- _Your instructions_: Gather up every line from the entries below that uses the word "Caribbean".

-- Input data follows --

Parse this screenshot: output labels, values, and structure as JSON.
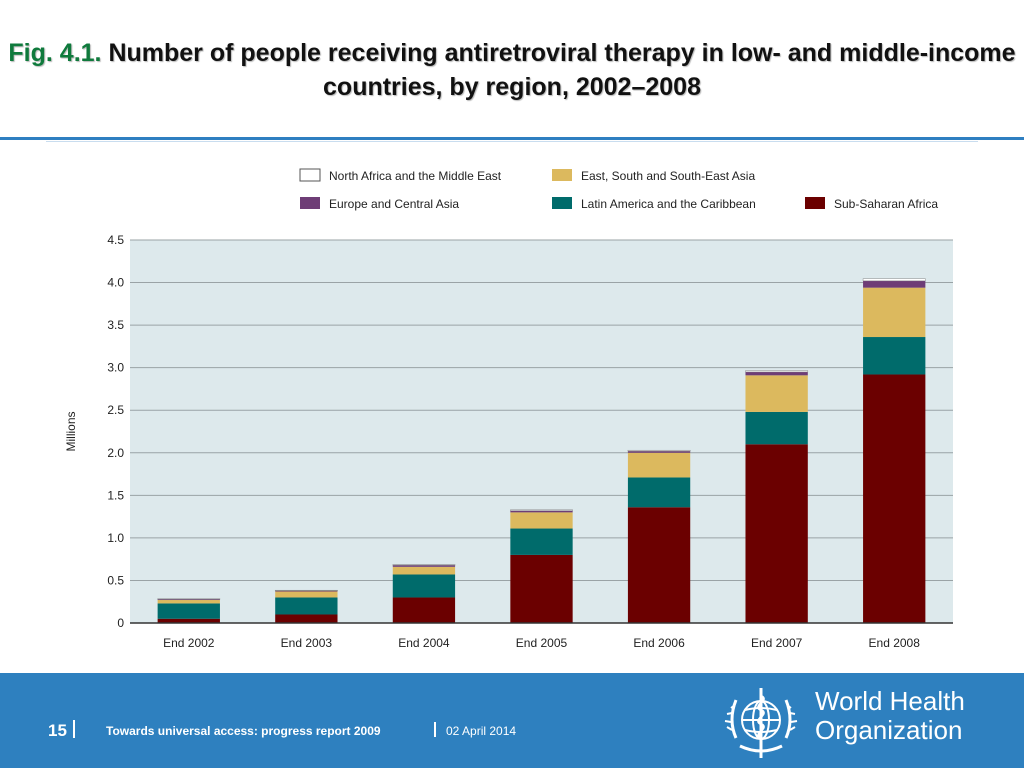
{
  "slide": {
    "fig_label": "Fig. 4.1.",
    "title": "Number of people receiving antiretroviral therapy in low- and middle-income countries, by region, 2002–2008"
  },
  "chart_data": {
    "type": "bar",
    "stacked": true,
    "ylabel": "Millions",
    "ylim": [
      0,
      4.5
    ],
    "yticks": [
      0,
      0.5,
      1.0,
      1.5,
      2.0,
      2.5,
      3.0,
      3.5,
      4.0,
      4.5
    ],
    "ytick_labels": [
      "0",
      "0.5",
      "1.0",
      "1.5",
      "2.0",
      "2.5",
      "3.0",
      "3.5",
      "4.0",
      "4.5"
    ],
    "categories": [
      "End 2002",
      "End 2003",
      "End 2004",
      "End 2005",
      "End 2006",
      "End 2007",
      "End 2008"
    ],
    "grid": "horizontal",
    "legend_position": "top",
    "plot_background": "#dde9ec",
    "series": [
      {
        "name": "Sub-Saharan Africa",
        "color": "#6b0000",
        "values": [
          0.05,
          0.1,
          0.3,
          0.8,
          1.36,
          2.1,
          2.92
        ]
      },
      {
        "name": "Latin America and the Caribbean",
        "color": "#006b6b",
        "values": [
          0.18,
          0.2,
          0.27,
          0.31,
          0.35,
          0.38,
          0.44
        ]
      },
      {
        "name": "East, South and South-East Asia",
        "color": "#dcb95e",
        "values": [
          0.04,
          0.07,
          0.09,
          0.19,
          0.29,
          0.43,
          0.58
        ]
      },
      {
        "name": "Europe and Central Asia",
        "color": "#6e3d76",
        "values": [
          0.01,
          0.01,
          0.02,
          0.02,
          0.02,
          0.04,
          0.08
        ]
      },
      {
        "name": "North Africa and the Middle East",
        "color": "#ffffff",
        "values": [
          0.005,
          0.005,
          0.006,
          0.01,
          0.01,
          0.015,
          0.025
        ]
      }
    ],
    "legend_order": [
      "North Africa and the Middle East",
      "East, South and South-East Asia",
      "Europe and Central Asia",
      "Latin America and the Caribbean",
      "Sub-Saharan Africa"
    ]
  },
  "footer": {
    "page_number": "15",
    "report_title": "Towards universal access: progress report 2009",
    "date": "02 April 2014",
    "org_name_line1": "World Health",
    "org_name_line2": "Organization",
    "background_color": "#2e80bf"
  },
  "icons": {
    "who_emblem": "who-emblem-icon"
  }
}
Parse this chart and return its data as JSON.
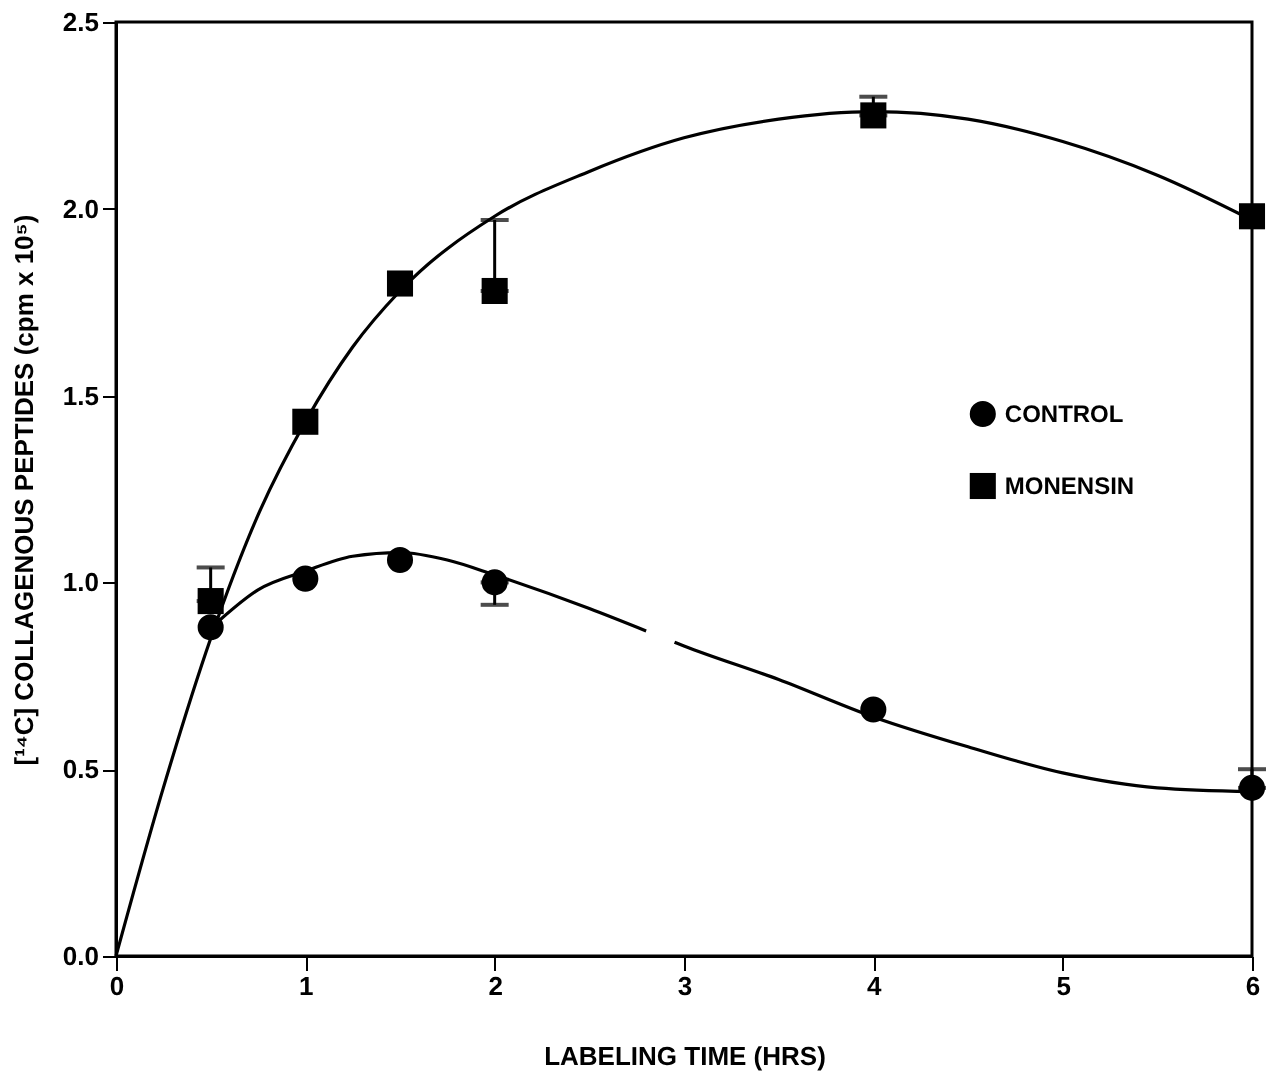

-- Input data concluded --

- _Result_:
        "name": "Latin America and the Caribbean",
      "Latin America and the Caribbean",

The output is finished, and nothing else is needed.